WHAT THE TASK ASKS: In the listing that follows, count each line where the word "CryptoQuant" appears; write nothing but the count.

TASK DATA:
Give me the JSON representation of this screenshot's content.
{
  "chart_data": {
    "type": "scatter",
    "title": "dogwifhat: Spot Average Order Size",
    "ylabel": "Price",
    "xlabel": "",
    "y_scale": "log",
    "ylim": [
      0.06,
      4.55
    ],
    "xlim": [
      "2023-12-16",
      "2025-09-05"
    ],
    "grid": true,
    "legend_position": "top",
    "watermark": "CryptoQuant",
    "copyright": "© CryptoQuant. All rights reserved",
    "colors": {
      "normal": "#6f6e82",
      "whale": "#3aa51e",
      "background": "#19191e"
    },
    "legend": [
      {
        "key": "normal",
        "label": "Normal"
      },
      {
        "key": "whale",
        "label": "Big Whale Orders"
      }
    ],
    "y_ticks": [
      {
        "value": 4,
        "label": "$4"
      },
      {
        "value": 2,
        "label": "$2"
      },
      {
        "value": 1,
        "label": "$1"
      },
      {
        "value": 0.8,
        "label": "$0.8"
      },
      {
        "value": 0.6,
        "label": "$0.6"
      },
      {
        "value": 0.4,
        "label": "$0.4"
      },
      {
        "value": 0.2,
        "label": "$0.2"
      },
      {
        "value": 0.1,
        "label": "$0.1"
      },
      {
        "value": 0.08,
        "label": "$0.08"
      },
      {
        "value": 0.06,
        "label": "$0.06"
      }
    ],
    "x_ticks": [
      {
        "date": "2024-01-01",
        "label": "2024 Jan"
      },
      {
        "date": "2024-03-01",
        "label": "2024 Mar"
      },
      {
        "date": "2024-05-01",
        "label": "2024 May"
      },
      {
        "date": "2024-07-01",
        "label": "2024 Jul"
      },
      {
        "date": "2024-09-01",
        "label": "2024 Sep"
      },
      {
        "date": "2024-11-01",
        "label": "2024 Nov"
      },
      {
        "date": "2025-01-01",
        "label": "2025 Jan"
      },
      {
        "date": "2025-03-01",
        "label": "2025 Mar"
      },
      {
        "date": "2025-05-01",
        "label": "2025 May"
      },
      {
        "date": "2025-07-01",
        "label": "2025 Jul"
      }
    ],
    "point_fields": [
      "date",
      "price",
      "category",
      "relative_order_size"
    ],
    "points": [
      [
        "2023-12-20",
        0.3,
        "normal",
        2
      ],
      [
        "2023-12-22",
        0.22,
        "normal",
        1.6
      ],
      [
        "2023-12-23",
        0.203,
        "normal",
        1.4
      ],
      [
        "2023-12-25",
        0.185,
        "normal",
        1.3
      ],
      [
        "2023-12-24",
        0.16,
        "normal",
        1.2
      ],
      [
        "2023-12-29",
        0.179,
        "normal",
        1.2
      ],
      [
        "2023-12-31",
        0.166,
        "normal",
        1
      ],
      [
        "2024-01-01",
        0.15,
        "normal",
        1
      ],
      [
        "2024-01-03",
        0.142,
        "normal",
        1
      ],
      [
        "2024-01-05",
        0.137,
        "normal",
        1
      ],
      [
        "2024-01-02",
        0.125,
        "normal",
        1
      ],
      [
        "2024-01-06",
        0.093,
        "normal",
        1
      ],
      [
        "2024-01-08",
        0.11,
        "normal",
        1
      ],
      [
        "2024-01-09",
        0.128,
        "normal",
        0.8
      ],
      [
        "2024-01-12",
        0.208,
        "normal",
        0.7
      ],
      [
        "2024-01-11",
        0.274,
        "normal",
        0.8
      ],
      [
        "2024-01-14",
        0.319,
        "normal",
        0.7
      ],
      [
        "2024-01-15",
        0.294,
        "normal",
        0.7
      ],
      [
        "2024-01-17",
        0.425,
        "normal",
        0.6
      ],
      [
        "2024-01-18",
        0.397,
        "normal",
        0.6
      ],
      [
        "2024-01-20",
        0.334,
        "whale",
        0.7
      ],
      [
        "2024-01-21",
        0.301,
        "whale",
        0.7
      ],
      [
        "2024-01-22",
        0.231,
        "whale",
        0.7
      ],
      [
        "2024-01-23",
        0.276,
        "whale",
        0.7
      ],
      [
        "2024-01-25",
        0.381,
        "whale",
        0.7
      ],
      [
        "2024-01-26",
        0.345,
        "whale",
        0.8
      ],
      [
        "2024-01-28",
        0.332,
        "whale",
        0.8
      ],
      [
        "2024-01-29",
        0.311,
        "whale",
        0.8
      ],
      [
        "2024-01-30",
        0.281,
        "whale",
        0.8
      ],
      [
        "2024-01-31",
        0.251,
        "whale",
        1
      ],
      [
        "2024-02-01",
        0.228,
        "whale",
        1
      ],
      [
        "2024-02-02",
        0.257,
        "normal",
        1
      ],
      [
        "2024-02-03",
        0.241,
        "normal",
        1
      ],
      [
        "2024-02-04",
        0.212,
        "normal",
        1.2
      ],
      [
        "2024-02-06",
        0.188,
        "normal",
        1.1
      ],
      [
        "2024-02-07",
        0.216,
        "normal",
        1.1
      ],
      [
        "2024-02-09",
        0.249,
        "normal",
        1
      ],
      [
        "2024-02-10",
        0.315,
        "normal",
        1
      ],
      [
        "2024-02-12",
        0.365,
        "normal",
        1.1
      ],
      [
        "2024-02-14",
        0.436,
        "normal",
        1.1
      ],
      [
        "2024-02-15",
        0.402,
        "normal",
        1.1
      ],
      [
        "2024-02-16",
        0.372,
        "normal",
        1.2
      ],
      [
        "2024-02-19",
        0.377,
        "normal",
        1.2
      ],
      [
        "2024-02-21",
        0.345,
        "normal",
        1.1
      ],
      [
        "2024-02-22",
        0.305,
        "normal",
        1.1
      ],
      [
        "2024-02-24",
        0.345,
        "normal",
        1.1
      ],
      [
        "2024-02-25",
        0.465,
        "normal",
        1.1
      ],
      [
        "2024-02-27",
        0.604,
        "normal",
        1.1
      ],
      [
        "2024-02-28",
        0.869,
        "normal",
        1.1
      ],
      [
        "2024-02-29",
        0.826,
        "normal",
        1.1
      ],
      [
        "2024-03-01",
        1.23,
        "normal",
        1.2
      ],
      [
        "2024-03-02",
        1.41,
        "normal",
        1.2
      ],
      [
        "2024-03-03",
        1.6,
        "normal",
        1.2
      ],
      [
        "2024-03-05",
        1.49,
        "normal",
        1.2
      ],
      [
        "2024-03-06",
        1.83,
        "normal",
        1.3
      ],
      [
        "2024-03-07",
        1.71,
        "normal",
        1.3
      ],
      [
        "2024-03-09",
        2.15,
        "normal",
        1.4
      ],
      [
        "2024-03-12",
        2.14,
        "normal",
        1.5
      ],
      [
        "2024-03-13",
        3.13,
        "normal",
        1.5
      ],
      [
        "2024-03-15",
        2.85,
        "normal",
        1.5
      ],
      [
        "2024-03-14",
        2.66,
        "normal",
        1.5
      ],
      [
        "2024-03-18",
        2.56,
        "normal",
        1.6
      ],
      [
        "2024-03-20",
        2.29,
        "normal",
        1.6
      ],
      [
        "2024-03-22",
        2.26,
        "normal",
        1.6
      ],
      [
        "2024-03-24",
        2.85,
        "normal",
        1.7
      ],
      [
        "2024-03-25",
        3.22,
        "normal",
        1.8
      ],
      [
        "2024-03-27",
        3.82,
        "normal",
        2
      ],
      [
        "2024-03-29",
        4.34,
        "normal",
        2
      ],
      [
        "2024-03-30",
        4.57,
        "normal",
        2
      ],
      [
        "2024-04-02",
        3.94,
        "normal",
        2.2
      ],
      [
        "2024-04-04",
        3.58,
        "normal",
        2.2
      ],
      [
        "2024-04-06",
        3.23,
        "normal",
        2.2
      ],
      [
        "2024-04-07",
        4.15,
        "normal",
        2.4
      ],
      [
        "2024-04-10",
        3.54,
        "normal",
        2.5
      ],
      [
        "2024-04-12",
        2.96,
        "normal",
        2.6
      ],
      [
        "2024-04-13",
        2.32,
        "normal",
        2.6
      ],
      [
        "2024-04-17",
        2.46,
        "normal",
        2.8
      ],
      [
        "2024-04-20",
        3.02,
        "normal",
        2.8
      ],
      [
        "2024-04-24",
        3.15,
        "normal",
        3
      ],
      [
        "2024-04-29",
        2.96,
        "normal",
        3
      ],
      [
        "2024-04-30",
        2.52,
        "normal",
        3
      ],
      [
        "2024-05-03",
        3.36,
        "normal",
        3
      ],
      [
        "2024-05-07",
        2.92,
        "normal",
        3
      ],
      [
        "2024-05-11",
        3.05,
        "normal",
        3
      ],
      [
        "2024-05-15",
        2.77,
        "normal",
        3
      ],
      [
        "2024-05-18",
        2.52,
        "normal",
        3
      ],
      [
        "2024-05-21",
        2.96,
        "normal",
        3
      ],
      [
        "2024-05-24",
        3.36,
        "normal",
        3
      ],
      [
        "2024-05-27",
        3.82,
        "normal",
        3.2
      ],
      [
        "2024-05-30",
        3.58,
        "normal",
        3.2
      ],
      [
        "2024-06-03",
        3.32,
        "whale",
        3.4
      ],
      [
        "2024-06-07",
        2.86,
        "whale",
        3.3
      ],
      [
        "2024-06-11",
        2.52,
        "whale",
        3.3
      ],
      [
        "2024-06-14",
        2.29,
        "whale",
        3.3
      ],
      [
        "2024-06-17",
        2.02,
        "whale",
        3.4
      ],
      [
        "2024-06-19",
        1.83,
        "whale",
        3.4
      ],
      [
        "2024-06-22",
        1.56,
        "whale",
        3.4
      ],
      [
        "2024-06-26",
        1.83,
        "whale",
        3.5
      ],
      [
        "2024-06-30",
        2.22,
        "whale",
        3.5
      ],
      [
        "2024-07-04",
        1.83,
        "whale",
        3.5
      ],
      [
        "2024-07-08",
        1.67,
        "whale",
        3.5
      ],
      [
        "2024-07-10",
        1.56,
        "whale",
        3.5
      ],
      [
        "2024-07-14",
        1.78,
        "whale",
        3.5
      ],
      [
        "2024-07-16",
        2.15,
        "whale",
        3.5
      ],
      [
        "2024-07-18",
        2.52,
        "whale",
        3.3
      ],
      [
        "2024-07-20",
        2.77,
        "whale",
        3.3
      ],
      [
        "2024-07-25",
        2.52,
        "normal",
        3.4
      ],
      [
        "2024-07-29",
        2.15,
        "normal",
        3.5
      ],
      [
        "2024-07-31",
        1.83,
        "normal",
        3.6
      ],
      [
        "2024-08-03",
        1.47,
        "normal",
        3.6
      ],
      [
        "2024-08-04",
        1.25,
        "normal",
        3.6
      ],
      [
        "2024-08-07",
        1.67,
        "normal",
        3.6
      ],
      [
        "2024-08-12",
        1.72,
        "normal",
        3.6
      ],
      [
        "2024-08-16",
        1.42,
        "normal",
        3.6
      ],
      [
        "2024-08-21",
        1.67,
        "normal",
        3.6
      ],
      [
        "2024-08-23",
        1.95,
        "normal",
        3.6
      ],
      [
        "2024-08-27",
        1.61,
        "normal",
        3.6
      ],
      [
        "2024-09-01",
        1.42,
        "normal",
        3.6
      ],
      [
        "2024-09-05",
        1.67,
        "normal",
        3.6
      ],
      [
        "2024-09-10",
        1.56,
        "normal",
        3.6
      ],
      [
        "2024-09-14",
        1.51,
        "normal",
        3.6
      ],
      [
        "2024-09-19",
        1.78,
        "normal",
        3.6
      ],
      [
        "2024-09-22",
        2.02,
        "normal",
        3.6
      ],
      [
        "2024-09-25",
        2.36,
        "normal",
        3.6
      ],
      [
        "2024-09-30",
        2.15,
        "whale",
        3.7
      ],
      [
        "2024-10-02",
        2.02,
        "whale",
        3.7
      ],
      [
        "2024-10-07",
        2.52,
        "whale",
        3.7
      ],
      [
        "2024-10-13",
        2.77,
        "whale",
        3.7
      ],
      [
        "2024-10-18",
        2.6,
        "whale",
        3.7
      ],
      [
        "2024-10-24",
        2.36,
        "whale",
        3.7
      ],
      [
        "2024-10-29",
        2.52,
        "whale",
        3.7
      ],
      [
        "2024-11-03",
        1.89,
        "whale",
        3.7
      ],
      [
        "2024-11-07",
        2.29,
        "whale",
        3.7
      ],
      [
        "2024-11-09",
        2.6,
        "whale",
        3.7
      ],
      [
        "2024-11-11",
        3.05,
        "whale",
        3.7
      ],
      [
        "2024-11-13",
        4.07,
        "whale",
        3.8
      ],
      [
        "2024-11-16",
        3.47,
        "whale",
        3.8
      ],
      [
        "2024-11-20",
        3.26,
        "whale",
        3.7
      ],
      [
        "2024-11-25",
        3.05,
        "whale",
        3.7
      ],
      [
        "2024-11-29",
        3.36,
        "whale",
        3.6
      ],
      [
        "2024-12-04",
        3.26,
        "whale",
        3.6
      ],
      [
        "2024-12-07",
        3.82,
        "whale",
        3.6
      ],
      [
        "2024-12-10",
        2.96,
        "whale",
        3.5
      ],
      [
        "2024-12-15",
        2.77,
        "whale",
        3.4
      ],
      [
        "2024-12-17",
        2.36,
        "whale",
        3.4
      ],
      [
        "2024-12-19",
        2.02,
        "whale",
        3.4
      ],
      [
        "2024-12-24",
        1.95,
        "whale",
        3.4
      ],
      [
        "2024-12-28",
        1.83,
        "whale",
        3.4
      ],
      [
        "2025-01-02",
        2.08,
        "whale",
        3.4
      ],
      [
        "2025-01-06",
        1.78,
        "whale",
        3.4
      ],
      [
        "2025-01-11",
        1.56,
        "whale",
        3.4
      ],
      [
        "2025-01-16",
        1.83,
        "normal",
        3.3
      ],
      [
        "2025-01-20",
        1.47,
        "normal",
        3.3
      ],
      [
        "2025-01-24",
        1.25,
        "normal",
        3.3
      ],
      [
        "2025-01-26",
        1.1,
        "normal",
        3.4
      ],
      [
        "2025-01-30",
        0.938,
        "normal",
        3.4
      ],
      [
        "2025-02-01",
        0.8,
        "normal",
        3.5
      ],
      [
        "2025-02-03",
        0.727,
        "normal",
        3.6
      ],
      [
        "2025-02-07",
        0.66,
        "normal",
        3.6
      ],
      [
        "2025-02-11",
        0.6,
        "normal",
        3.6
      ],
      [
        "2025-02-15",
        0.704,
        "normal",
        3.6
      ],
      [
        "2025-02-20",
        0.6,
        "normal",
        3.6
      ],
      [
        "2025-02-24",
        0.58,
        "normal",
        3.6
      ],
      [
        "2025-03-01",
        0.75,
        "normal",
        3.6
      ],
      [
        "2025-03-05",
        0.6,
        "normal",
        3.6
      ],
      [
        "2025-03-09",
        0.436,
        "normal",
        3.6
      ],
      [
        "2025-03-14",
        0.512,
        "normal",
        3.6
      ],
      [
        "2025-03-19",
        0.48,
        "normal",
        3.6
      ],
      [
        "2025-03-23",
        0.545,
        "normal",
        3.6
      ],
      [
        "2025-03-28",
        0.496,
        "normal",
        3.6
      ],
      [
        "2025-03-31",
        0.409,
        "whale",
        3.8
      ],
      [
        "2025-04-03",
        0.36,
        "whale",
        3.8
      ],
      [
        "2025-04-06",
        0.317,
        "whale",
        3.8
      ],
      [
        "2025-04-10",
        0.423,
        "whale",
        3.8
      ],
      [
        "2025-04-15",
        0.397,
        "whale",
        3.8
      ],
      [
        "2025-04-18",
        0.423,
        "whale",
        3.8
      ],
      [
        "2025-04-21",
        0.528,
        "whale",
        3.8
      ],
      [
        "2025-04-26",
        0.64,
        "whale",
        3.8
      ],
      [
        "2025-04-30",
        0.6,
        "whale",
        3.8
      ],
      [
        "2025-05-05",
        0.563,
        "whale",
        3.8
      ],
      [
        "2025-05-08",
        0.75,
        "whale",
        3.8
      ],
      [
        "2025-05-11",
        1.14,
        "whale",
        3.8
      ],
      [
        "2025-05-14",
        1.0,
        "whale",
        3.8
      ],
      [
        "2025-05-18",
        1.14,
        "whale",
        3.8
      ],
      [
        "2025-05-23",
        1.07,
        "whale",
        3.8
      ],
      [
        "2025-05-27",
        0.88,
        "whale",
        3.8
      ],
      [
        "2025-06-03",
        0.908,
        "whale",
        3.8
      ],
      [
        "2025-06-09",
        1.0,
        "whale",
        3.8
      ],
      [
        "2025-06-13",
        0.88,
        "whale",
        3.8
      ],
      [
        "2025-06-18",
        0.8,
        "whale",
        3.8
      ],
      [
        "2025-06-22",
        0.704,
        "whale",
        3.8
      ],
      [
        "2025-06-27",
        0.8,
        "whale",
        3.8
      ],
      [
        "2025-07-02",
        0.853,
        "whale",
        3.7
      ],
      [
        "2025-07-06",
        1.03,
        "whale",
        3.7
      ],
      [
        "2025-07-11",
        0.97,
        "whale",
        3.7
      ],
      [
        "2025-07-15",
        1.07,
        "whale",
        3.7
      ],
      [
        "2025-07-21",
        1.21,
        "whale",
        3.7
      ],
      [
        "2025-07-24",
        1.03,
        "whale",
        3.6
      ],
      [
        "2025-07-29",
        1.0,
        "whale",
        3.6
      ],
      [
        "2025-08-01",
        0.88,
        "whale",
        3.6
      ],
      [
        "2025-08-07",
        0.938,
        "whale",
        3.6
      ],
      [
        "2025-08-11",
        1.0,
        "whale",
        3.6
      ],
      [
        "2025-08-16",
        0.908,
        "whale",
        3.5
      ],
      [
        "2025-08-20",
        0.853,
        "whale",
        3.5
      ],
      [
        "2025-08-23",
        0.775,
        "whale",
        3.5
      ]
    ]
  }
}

REPLY: 2